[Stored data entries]

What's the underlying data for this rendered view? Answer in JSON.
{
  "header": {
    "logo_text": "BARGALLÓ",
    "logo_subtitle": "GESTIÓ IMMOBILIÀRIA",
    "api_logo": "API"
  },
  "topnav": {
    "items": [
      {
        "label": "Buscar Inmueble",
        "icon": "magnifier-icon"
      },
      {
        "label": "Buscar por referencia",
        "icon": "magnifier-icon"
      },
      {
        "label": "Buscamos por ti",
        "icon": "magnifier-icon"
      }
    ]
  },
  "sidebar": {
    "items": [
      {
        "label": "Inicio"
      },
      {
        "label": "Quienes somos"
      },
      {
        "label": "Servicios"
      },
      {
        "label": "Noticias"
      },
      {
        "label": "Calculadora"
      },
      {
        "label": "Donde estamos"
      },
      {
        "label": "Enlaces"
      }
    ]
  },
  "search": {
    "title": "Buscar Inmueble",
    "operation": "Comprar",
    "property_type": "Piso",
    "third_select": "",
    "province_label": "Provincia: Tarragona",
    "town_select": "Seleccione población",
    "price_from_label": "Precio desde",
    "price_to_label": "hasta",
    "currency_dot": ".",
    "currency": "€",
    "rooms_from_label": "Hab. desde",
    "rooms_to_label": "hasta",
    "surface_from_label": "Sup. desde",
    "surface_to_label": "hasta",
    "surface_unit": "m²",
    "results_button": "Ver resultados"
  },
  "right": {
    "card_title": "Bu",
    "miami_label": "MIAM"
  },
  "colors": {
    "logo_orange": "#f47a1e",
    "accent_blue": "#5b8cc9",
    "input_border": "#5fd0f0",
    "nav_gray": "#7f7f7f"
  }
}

What to work on => Return every record, word for word.

Output of the task =>
What's the underlying data for this rendered view? Answer in JSON.
{
  "header": {
    "logo_text": "BARGALLÓ",
    "logo_subtitle": "GESTIÓ IMMOBILIÀRIA",
    "api_logo": "API"
  },
  "topnav": {
    "items": [
      {
        "label": "Buscar Inmueble",
        "icon": "magnifier-icon"
      },
      {
        "label": "Buscar por referencia",
        "icon": "magnifier-icon"
      },
      {
        "label": "Buscamos por ti",
        "icon": "magnifier-icon"
      }
    ]
  },
  "sidebar": {
    "items": [
      {
        "label": "Inicio"
      },
      {
        "label": "Quienes somos"
      },
      {
        "label": "Servicios"
      },
      {
        "label": "Noticias"
      },
      {
        "label": "Calculadora"
      },
      {
        "label": "Donde estamos"
      },
      {
        "label": "Enlaces"
      }
    ]
  },
  "search": {
    "title": "Buscar Inmueble",
    "operation": "Comprar",
    "property_type": "Piso",
    "third_select": "",
    "province_label": "Provincia: Tarragona",
    "town_select": "Seleccione población",
    "price_from_label": "Precio desde",
    "price_to_label": "hasta",
    "currency_dot": ".",
    "currency": "€",
    "rooms_from_label": "Hab. desde",
    "rooms_to_label": "hasta",
    "surface_from_label": "Sup. desde",
    "surface_to_label": "hasta",
    "surface_unit": "m²",
    "results_button": "Ver resultados"
  },
  "right": {
    "card_title": "Bu",
    "miami_label": "MIAM"
  },
  "colors": {
    "logo_orange": "#f47a1e",
    "accent_blue": "#5b8cc9",
    "input_border": "#5fd0f0",
    "nav_gray": "#7f7f7f"
  }
}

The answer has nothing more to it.